BEGIN

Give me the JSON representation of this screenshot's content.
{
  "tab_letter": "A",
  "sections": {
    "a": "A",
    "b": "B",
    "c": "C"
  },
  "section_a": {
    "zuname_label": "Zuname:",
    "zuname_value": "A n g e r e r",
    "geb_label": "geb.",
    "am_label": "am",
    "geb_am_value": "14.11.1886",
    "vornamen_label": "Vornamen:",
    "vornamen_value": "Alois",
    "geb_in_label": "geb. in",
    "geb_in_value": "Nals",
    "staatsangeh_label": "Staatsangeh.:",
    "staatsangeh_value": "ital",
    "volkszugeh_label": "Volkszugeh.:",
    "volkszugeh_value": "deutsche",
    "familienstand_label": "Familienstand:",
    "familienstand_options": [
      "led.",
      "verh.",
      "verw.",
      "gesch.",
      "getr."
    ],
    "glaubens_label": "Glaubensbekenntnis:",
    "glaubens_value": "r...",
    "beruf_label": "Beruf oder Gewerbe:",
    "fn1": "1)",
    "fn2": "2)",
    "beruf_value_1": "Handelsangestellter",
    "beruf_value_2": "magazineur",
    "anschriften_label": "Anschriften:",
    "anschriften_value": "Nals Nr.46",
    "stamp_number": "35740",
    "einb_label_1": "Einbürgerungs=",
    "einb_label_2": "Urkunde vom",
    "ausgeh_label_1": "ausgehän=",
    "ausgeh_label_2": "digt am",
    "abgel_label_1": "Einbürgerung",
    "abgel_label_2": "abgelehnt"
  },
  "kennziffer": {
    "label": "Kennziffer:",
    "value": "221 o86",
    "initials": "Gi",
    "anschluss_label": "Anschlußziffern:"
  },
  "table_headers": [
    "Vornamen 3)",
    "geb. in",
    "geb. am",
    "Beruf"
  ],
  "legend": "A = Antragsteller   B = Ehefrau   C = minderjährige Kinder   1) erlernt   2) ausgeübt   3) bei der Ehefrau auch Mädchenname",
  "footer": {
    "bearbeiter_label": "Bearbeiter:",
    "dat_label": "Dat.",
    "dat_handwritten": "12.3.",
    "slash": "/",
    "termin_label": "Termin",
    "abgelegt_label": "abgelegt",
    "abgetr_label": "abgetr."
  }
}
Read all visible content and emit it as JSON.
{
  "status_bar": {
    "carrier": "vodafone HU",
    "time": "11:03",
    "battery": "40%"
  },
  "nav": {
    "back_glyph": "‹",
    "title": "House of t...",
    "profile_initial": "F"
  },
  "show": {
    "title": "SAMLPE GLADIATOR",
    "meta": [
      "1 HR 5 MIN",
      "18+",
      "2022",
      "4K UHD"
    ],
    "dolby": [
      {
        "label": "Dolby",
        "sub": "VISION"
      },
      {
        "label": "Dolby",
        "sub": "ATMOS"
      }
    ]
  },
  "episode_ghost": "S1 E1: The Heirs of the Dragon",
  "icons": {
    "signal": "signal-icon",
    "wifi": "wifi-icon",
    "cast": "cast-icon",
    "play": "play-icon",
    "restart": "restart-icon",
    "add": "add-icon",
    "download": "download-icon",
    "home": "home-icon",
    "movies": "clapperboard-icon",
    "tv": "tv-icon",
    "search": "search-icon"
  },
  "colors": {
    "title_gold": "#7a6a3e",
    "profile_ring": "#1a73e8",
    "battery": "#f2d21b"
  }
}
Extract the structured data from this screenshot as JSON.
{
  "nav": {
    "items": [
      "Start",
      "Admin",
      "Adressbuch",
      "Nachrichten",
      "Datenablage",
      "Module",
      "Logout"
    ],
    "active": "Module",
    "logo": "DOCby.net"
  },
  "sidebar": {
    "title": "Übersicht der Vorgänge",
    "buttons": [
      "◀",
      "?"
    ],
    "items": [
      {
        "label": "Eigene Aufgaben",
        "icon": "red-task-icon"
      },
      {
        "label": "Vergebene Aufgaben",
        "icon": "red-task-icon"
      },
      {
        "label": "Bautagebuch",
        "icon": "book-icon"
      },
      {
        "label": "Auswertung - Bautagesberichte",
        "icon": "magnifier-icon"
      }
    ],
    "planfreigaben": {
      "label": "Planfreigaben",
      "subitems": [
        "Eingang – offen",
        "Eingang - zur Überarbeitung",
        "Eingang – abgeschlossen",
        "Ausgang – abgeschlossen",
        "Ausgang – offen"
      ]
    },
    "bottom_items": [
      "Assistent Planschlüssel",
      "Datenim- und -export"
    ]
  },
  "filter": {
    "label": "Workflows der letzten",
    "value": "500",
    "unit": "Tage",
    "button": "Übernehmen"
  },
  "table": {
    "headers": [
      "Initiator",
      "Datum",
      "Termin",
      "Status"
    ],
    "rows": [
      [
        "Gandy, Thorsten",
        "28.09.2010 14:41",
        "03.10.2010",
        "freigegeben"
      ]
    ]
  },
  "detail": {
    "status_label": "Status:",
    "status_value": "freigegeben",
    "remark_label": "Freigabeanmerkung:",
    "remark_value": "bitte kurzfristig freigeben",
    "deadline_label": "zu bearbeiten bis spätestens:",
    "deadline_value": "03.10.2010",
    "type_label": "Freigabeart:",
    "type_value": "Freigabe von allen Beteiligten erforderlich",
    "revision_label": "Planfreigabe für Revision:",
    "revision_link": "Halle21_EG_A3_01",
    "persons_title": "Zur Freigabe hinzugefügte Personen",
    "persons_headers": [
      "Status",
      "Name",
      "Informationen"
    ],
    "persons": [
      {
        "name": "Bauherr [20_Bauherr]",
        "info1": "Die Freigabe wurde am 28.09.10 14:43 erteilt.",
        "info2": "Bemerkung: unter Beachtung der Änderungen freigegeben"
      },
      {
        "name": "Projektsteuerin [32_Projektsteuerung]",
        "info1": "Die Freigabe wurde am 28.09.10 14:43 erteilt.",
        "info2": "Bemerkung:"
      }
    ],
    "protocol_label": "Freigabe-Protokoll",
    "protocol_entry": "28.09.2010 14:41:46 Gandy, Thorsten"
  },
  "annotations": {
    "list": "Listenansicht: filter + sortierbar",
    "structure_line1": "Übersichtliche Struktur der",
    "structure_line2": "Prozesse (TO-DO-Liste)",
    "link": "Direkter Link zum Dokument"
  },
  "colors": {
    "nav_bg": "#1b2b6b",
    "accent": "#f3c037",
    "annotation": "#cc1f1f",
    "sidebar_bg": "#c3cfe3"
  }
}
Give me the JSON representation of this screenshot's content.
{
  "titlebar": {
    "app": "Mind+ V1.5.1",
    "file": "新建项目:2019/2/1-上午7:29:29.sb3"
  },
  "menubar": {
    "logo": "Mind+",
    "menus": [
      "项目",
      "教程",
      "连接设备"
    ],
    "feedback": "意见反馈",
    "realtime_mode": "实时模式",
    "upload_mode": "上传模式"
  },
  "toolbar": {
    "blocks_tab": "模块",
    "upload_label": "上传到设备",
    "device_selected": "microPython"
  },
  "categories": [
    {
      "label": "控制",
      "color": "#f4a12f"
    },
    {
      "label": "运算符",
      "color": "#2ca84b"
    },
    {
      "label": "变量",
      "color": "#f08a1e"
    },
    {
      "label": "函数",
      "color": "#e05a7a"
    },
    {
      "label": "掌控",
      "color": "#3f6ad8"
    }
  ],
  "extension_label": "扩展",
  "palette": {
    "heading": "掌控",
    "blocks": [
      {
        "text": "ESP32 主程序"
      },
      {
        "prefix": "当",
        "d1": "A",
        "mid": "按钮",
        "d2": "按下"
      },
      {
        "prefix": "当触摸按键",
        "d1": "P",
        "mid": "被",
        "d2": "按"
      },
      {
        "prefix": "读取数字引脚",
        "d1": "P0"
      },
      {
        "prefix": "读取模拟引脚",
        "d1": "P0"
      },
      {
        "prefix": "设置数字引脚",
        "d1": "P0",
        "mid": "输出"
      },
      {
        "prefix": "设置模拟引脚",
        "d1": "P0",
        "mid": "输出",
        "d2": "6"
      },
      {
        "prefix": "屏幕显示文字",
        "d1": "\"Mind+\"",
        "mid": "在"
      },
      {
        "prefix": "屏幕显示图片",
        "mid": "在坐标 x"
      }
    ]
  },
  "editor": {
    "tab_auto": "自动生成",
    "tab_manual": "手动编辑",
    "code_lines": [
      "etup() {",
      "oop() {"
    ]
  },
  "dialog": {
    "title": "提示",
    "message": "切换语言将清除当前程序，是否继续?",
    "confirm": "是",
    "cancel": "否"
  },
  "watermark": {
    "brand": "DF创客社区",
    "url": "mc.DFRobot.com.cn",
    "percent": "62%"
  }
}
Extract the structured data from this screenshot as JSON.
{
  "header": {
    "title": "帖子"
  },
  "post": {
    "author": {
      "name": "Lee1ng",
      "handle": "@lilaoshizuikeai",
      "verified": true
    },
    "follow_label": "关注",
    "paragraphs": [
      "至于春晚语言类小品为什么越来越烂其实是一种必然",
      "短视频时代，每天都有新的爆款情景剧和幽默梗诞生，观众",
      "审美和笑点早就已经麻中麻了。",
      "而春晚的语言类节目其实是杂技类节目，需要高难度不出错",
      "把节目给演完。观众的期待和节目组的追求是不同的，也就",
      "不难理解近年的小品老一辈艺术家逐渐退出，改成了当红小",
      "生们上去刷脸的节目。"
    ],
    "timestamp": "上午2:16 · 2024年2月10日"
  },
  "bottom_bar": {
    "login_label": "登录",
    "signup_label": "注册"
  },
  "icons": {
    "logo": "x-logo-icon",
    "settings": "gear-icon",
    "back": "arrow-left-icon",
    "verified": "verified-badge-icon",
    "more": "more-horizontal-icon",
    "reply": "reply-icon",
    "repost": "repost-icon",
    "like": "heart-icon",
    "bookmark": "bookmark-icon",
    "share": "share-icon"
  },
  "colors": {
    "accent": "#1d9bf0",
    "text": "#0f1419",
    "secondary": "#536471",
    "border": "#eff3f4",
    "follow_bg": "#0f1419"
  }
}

END

**Short task**
Pick out all the lines with the word "Thorsten" in them and copy them.

**The reply**
        "Gandy, Thorsten",
    "protocol_entry": "28.09.2010 14:41:46 Gandy, Thorsten"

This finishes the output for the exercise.